───── RECORD SET
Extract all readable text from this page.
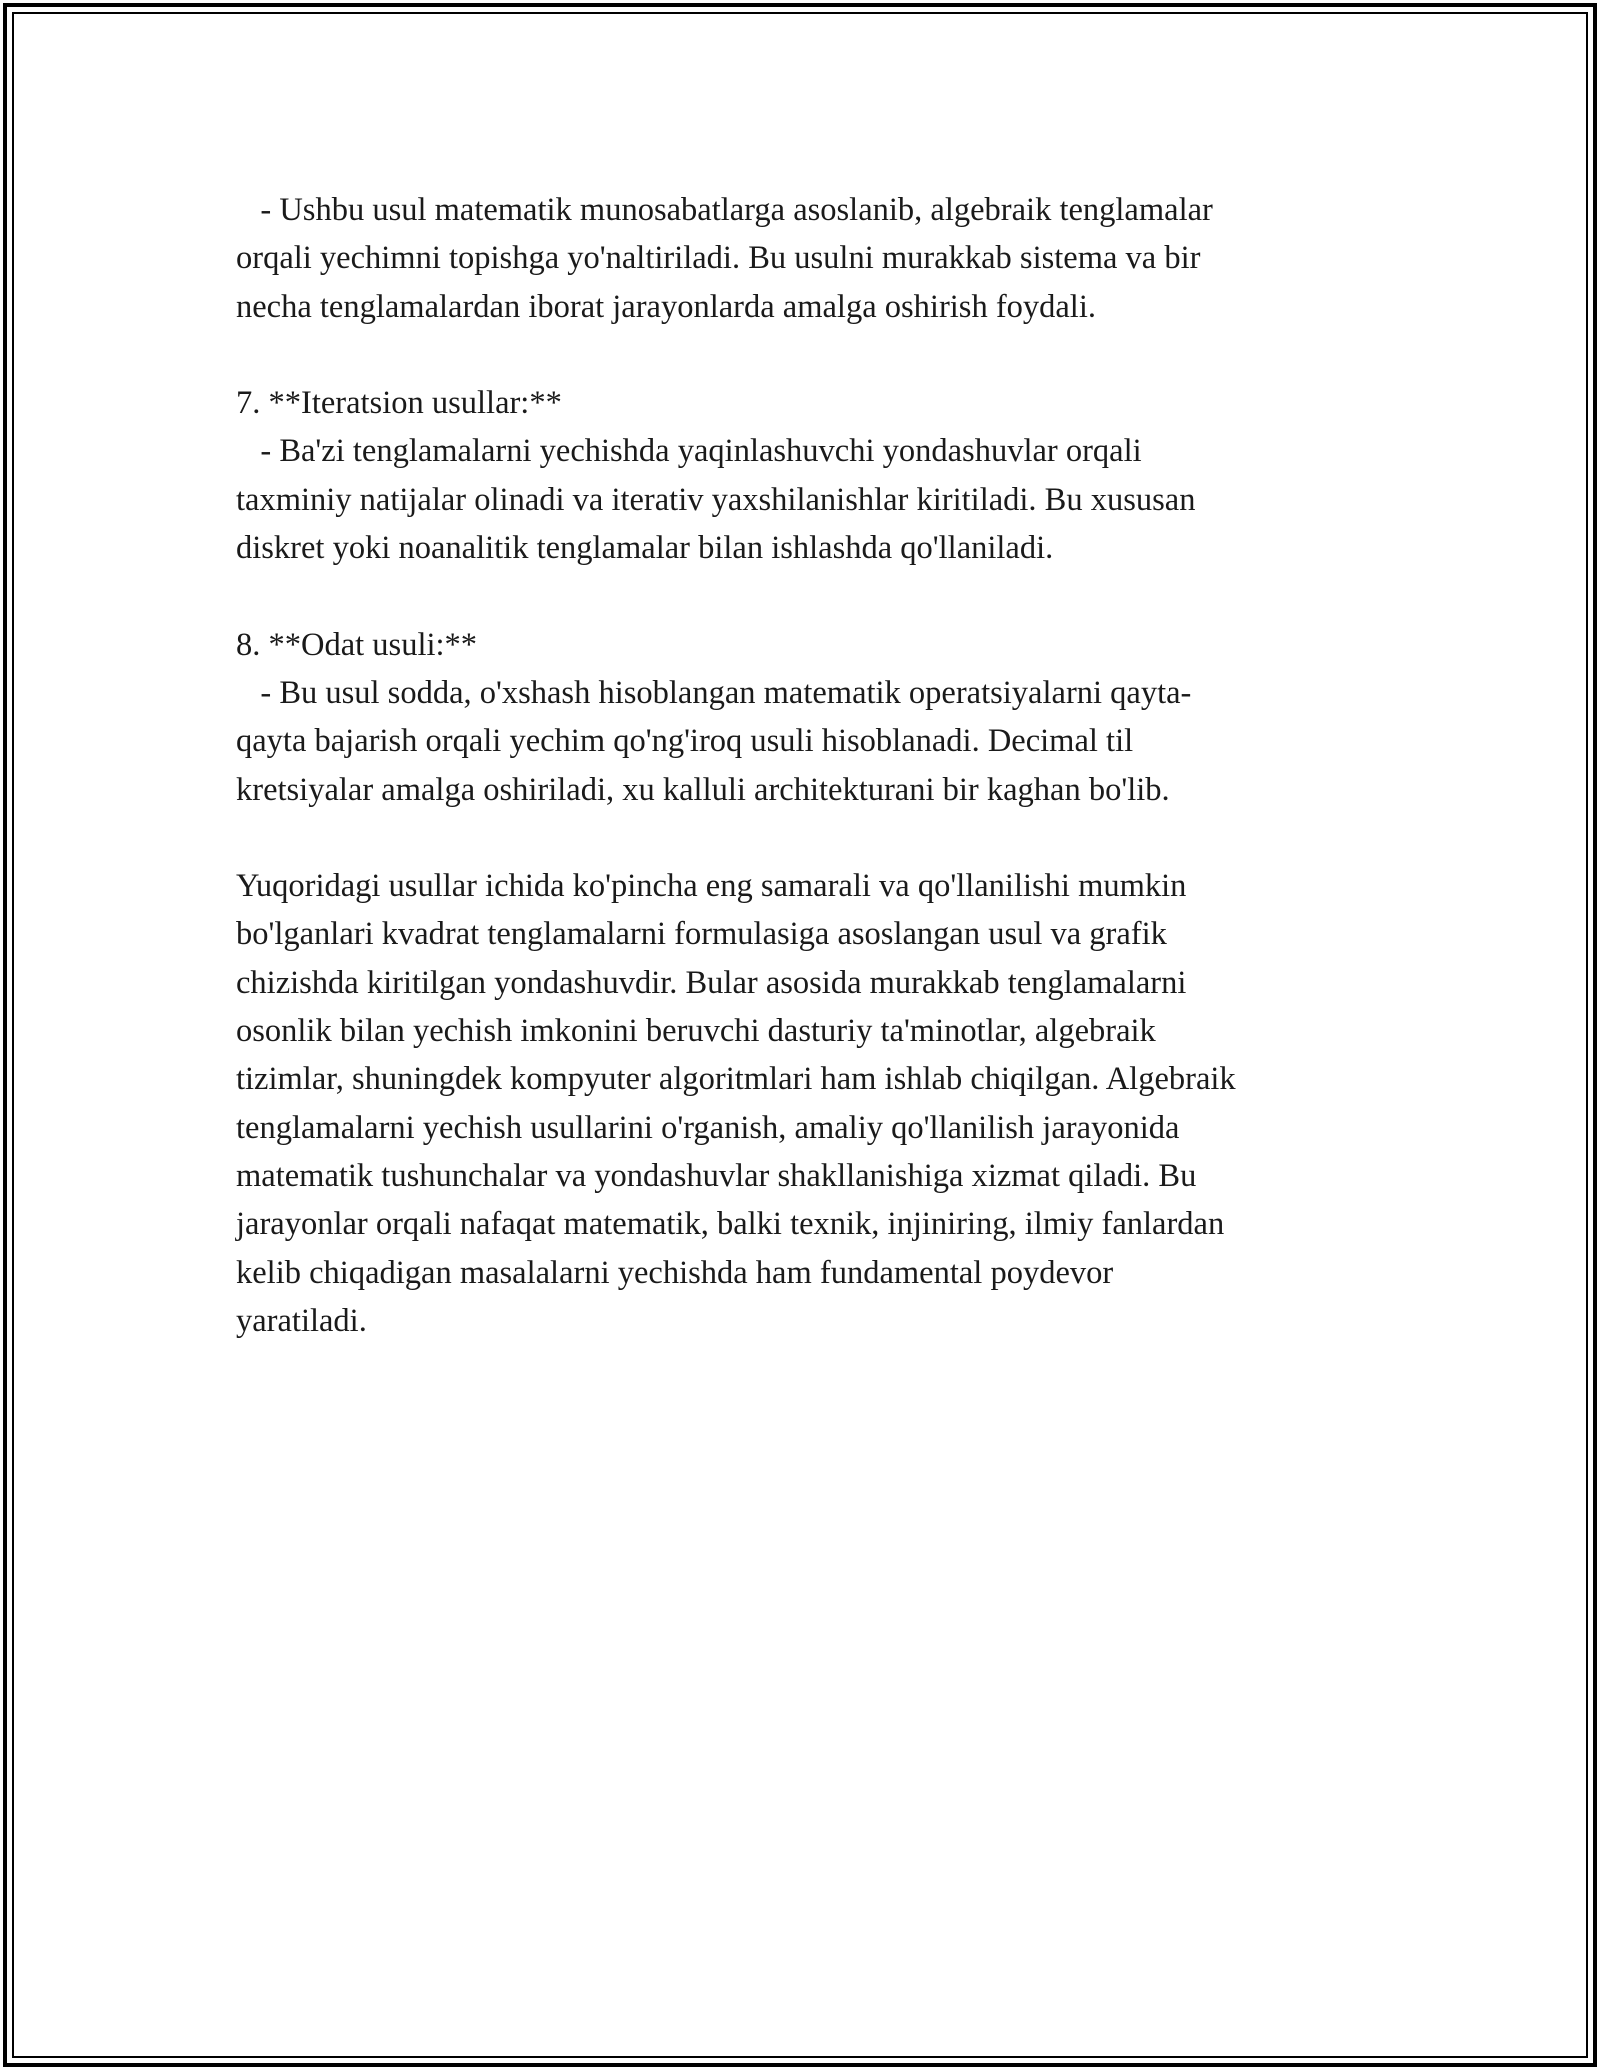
- Ushbu usul matematik munosabatlarga asoslanib, algebraik tenglamalar
orqali yechimni topishga yo'naltiriladi. Bu usulni murakkab sistema va bir
necha tenglamalardan iborat jarayonlarda amalga oshirish foydali.
7. **Iteratsion usullar:**
- Ba'zi tenglamalarni yechishda yaqinlashuvchi yondashuvlar orqali
taxminiy natijalar olinadi va iterativ yaxshilanishlar kiritiladi. Bu xususan
diskret yoki noanalitik tenglamalar bilan ishlashda qo'llaniladi.
8. **Odat usuli:**
- Bu usul sodda, o'xshash hisoblangan matematik operatsiyalarni qayta-
qayta bajarish orqali yechim qo'ng'iroq usuli hisoblanadi. Decimal til
kretsiyalar amalga oshiriladi, xu kalluli architekturani bir kaghan bo'lib.
Yuqoridagi usullar ichida ko'pincha eng samarali va qo'llanilishi mumkin
bo'lganlari kvadrat tenglamalarni formulasiga asoslangan usul va grafik
chizishda kiritilgan yondashuvdir. Bular asosida murakkab tenglamalarni
osonlik bilan yechish imkonini beruvchi dasturiy ta'minotlar, algebraik
tizimlar, shuningdek kompyuter algoritmlari ham ishlab chiqilgan. Algebraik
tenglamalarni yechish usullarini o'rganish, amaliy qo'llanilish jarayonida
matematik tushunchalar va yondashuvlar shakllanishiga xizmat qiladi. Bu
jarayonlar orqali nafaqat matematik, balki texnik, injiniring, ilmiy fanlardan
kelib chiqadigan masalalarni yechishda ham fundamental poydevor
yaratiladi.
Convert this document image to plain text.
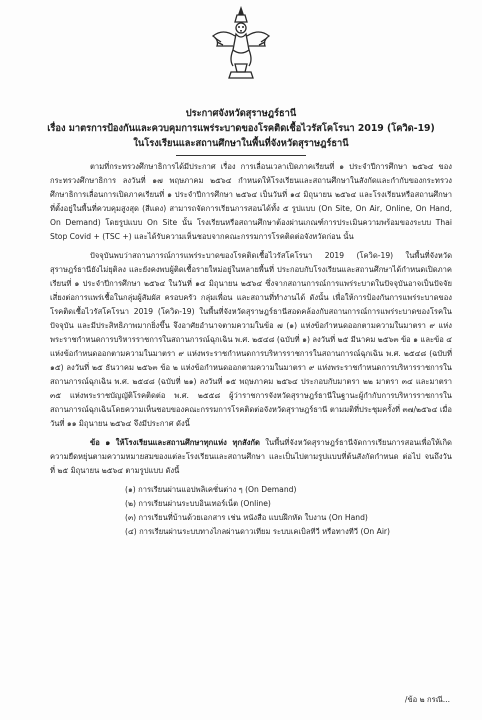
ประกาศจังหวัดสุราษฎร์ธานี
เรื่อง มาตรการป้องกันและควบคุมการแพร่ระบาดของโรคติดเชื้อไวรัสโคโรนา 2019 (โควิด-19)
ในโรงเรียนและสถานศึกษาในพื้นที่จังหวัดสุราษฎร์ธานี

ตามที่กระทรวงศึกษาธิการได้มีประกาศ เรื่อง การเลื่อนเวลาเปิดภาคเรียนที่ ๑ ประจำปีการศึกษา ๒๕๖๔ ของกระทรวงศึกษาธิการ ลงวันที่ ๑๗ พฤษภาคม ๒๕๖๔ กำหนดให้โรงเรียนและสถานศึกษาในสังกัดและกำกับของกระทรวงศึกษาธิการเลื่อนการเปิดภาคเรียนที่ ๑ ประจำปีการศึกษา ๒๕๖๔ เป็นวันที่ ๑๔ มิถุนายน ๒๕๖๔ และโรงเรียนหรือสถานศึกษาที่ตั้งอยู่ในพื้นที่ควบคุมสูงสุด (สีแดง) สามารถจัดการเรียนการสอนได้ทั้ง ๕ รูปแบบ (On Site, On Air, Online, On Hand, On Demand) โดยรูปแบบ On Site นั้น โรงเรียนหรือสถานศึกษาต้องผ่านเกณฑ์การประเมินความพร้อมของระบบ Thai Stop Covid + (TSC +) และได้รับความเห็นชอบจากคณะกรรมการโรคติดต่อจังหวัดก่อน นั้น

ปัจจุบันพบว่าสถานการณ์การแพร่ระบาดของโรคติดเชื้อไวรัสโคโรนา 2019 (โควิด-19) ในพื้นที่จังหวัดสุราษฎร์ธานียังไม่ยุติลง และยังคงพบผู้ติดเชื้อรายใหม่อยู่ในหลายพื้นที่ ประกอบกับโรงเรียนและสถานศึกษาได้กำหนดเปิดภาคเรียนที่ ๑ ประจำปีการศึกษา ๒๕๖๔ ในวันที่ ๑๔ มิถุนายน ๒๕๖๔ ซึ่งจากสถานการณ์การแพร่ระบาดในปัจจุบันอาจเป็นปัจจัยเสี่ยงต่อการแพร่เชื้อในกลุ่มผู้สัมผัส ครอบครัว กลุ่มเพื่อน และสถานที่ทำงานได้ ดังนั้น เพื่อให้การป้องกันการแพร่ระบาดของโรคติดเชื้อไวรัสโคโรนา 2019 (โควิด-19) ในพื้นที่จังหวัดสุราษฎร์ธานีสอดคล้องกับสถานการณ์การแพร่ระบาดของโรคในปัจจุบัน และมีประสิทธิภาพมากยิ่งขึ้น จึงอาศัยอำนาจตามความในข้อ ๗ (๑) แห่งข้อกำหนดออกตามความในมาตรา ๙ แห่งพระราชกำหนดการบริหารราชการในสถานการณ์ฉุกเฉิน พ.ศ. ๒๕๔๘ (ฉบับที่ ๑) ลงวันที่ ๒๕ มีนาคม ๒๕๖๓ ข้อ ๑ และข้อ ๔ แห่งข้อกำหนดออกตามความในมาตรา ๙ แห่งพระราชกำหนดการบริหารราชการในสถานการณ์ฉุกเฉิน พ.ศ. ๒๕๔๘ (ฉบับที่ ๑๕) ลงวันที่ ๒๕ ธันวาคม ๒๕๖๓ ข้อ ๒ แห่งข้อกำหนดออกตามความในมาตรา ๙ แห่งพระราชกำหนดการบริหารราชการในสถานการณ์ฉุกเฉิน พ.ศ. ๒๕๔๘ (ฉบับที่ ๒๑) ลงวันที่ ๑๕ พฤษภาคม ๒๕๖๔ ประกอบกับมาตรา ๒๒ มาตรา ๓๔ และมาตรา ๓๕ แห่งพระราชบัญญัติโรคติดต่อ พ.ศ. ๒๕๕๘ ผู้ว่าราชการจังหวัดสุราษฎร์ธานีในฐานะผู้กำกับการบริหารราชการในสถานการณ์ฉุกเฉินโดยความเห็นชอบของคณะกรรมการโรคติดต่อจังหวัดสุราษฎร์ธานี ตามมติที่ประชุมครั้งที่ ๓๗/๒๕๖๔ เมื่อวันที่ ๑๑ มิถุนายน ๒๕๖๔ จึงมีประกาศ ดังนี้

ข้อ ๑ ให้โรงเรียนและสถานศึกษาทุกแห่ง ทุกสังกัด ในพื้นที่จังหวัดสุราษฎร์ธานีจัดการเรียนการสอนเพื่อให้เกิดความยืดหยุ่นตามความหมายสมของแต่ละโรงเรียนและสถานศึกษา และเป็นไปตามรูปแบบที่ต้นสังกัดกำหนด ต่อไป จนถึงวันที่ ๒๕ มิถุนายน ๒๕๖๔ ตามรูปแบบ ดังนี้

(๑) การเรียนผ่านแอปพลิเคชั่นต่าง ๆ (On Demand)
(๒) การเรียนผ่านระบบอินเทอร์เน็ต (Online)
(๓) การเรียนที่บ้านด้วยเอกสาร เช่น หนังสือ แบบฝึกหัด ใบงาน (On Hand)
(๔) การเรียนผ่านระบบทางไกลผ่านดาวเทียม ระบบเคเบิลทีวี หรือทางทีวี (On Air)
/ข้อ ๒ กรณี...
──────────
EXERCISE :: Transcribe all the data word for word; the images stay out.

CORRECT ANSWER ::
Extract all readable text from this page.
- Ushbu usul matematik munosabatlarga asoslanib, algebraik tenglamalar
orqali yechimni topishga yo'naltiriladi. Bu usulni murakkab sistema va bir
necha tenglamalardan iborat jarayonlarda amalga oshirish foydali.
7. **Iteratsion usullar:**
- Ba'zi tenglamalarni yechishda yaqinlashuvchi yondashuvlar orqali
taxminiy natijalar olinadi va iterativ yaxshilanishlar kiritiladi. Bu xususan
diskret yoki noanalitik tenglamalar bilan ishlashda qo'llaniladi.
8. **Odat usuli:**
- Bu usul sodda, o'xshash hisoblangan matematik operatsiyalarni qayta-
qayta bajarish orqali yechim qo'ng'iroq usuli hisoblanadi. Decimal til
kretsiyalar amalga oshiriladi, xu kalluli architekturani bir kaghan bo'lib.
Yuqoridagi usullar ichida ko'pincha eng samarali va qo'llanilishi mumkin
bo'lganlari kvadrat tenglamalarni formulasiga asoslangan usul va grafik
chizishda kiritilgan yondashuvdir. Bular asosida murakkab tenglamalarni
osonlik bilan yechish imkonini beruvchi dasturiy ta'minotlar, algebraik
tizimlar, shuningdek kompyuter algoritmlari ham ishlab chiqilgan. Algebraik
tenglamalarni yechish usullarini o'rganish, amaliy qo'llanilish jarayonida
matematik tushunchalar va yondashuvlar shakllanishiga xizmat qiladi. Bu
jarayonlar orqali nafaqat matematik, balki texnik, injiniring, ilmiy fanlardan
kelib chiqadigan masalalarni yechishda ham fundamental poydevor
yaratiladi.
Convert this document image to plain text.
ประกาศจังหวัดสุราษฎร์ธานี
เรื่อง มาตรการป้องกันและควบคุมการแพร่ระบาดของโรคติดเชื้อไวรัสโคโรนา 2019 (โควิด-19)
ในโรงเรียนและสถานศึกษาในพื้นที่จังหวัดสุราษฎร์ธานี

ตามที่กระทรวงศึกษาธิการได้มีประกาศ เรื่อง การเลื่อนเวลาเปิดภาคเรียนที่ ๑ ประจำปีการศึกษา ๒๕๖๔ ของกระทรวงศึกษาธิการ ลงวันที่ ๑๗ พฤษภาคม ๒๕๖๔ กำหนดให้โรงเรียนและสถานศึกษาในสังกัดและกำกับของกระทรวงศึกษาธิการเลื่อนการเปิดภาคเรียนที่ ๑ ประจำปีการศึกษา ๒๕๖๔ เป็นวันที่ ๑๔ มิถุนายน ๒๕๖๔ และโรงเรียนหรือสถานศึกษาที่ตั้งอยู่ในพื้นที่ควบคุมสูงสุด (สีแดง) สามารถจัดการเรียนการสอนได้ทั้ง ๕ รูปแบบ (On Site, On Air, Online, On Hand, On Demand) โดยรูปแบบ On Site นั้น โรงเรียนหรือสถานศึกษาต้องผ่านเกณฑ์การประเมินความพร้อมของระบบ Thai Stop Covid + (TSC +) และได้รับความเห็นชอบจากคณะกรรมการโรคติดต่อจังหวัดก่อน นั้น

ปัจจุบันพบว่าสถานการณ์การแพร่ระบาดของโรคติดเชื้อไวรัสโคโรนา 2019 (โควิด-19) ในพื้นที่จังหวัดสุราษฎร์ธานียังไม่ยุติลง และยังคงพบผู้ติดเชื้อรายใหม่อยู่ในหลายพื้นที่ ประกอบกับโรงเรียนและสถานศึกษาได้กำหนดเปิดภาคเรียนที่ ๑ ประจำปีการศึกษา ๒๕๖๔ ในวันที่ ๑๔ มิถุนายน ๒๕๖๔ ซึ่งจากสถานการณ์การแพร่ระบาดในปัจจุบันอาจเป็นปัจจัยเสี่ยงต่อการแพร่เชื้อในกลุ่มผู้สัมผัส ครอบครัว กลุ่มเพื่อน และสถานที่ทำงานได้ ดังนั้น เพื่อให้การป้องกันการแพร่ระบาดของโรคติดเชื้อไวรัสโคโรนา 2019 (โควิด-19) ในพื้นที่จังหวัดสุราษฎร์ธานีสอดคล้องกับสถานการณ์การแพร่ระบาดของโรคในปัจจุบัน และมีประสิทธิภาพมากยิ่งขึ้น จึงอาศัยอำนาจตามความในข้อ ๗ (๑) แห่งข้อกำหนดออกตามความในมาตรา ๙ แห่งพระราชกำหนดการบริหารราชการในสถานการณ์ฉุกเฉิน พ.ศ. ๒๕๔๘ (ฉบับที่ ๑) ลงวันที่ ๒๕ มีนาคม ๒๕๖๓ ข้อ ๑ และข้อ ๔ แห่งข้อกำหนดออกตามความในมาตรา ๙ แห่งพระราชกำหนดการบริหารราชการในสถานการณ์ฉุกเฉิน พ.ศ. ๒๕๔๘ (ฉบับที่ ๑๕) ลงวันที่ ๒๕ ธันวาคม ๒๕๖๓ ข้อ ๒ แห่งข้อกำหนดออกตามความในมาตรา ๙ แห่งพระราชกำหนดการบริหารราชการในสถานการณ์ฉุกเฉิน พ.ศ. ๒๕๔๘ (ฉบับที่ ๒๑) ลงวันที่ ๑๕ พฤษภาคม ๒๕๖๔ ประกอบกับมาตรา ๒๒ มาตรา ๓๔ และมาตรา ๓๕ แห่งพระราชบัญญัติโรคติดต่อ พ.ศ. ๒๕๕๘ ผู้ว่าราชการจังหวัดสุราษฎร์ธานีในฐานะผู้กำกับการบริหารราชการในสถานการณ์ฉุกเฉินโดยความเห็นชอบของคณะกรรมการโรคติดต่อจังหวัดสุราษฎร์ธานี ตามมติที่ประชุมครั้งที่ ๓๗/๒๕๖๔ เมื่อวันที่ ๑๑ มิถุนายน ๒๕๖๔ จึงมีประกาศ ดังนี้

ข้อ ๑ ให้โรงเรียนและสถานศึกษาทุกแห่ง ทุกสังกัด ในพื้นที่จังหวัดสุราษฎร์ธานีจัดการเรียนการสอนเพื่อให้เกิดความยืดหยุ่นตามความหมายสมของแต่ละโรงเรียนและสถานศึกษา และเป็นไปตามรูปแบบที่ต้นสังกัดกำหนด ต่อไป จนถึงวันที่ ๒๕ มิถุนายน ๒๕๖๔ ตามรูปแบบ ดังนี้

(๑) การเรียนผ่านแอปพลิเคชั่นต่าง ๆ (On Demand)
(๒) การเรียนผ่านระบบอินเทอร์เน็ต (Online)
(๓) การเรียนที่บ้านด้วยเอกสาร เช่น หนังสือ แบบฝึกหัด ใบงาน (On Hand)
(๔) การเรียนผ่านระบบทางไกลผ่านดาวเทียม ระบบเคเบิลทีวี หรือทางทีวี (On Air)
/ข้อ ๒ กรณี...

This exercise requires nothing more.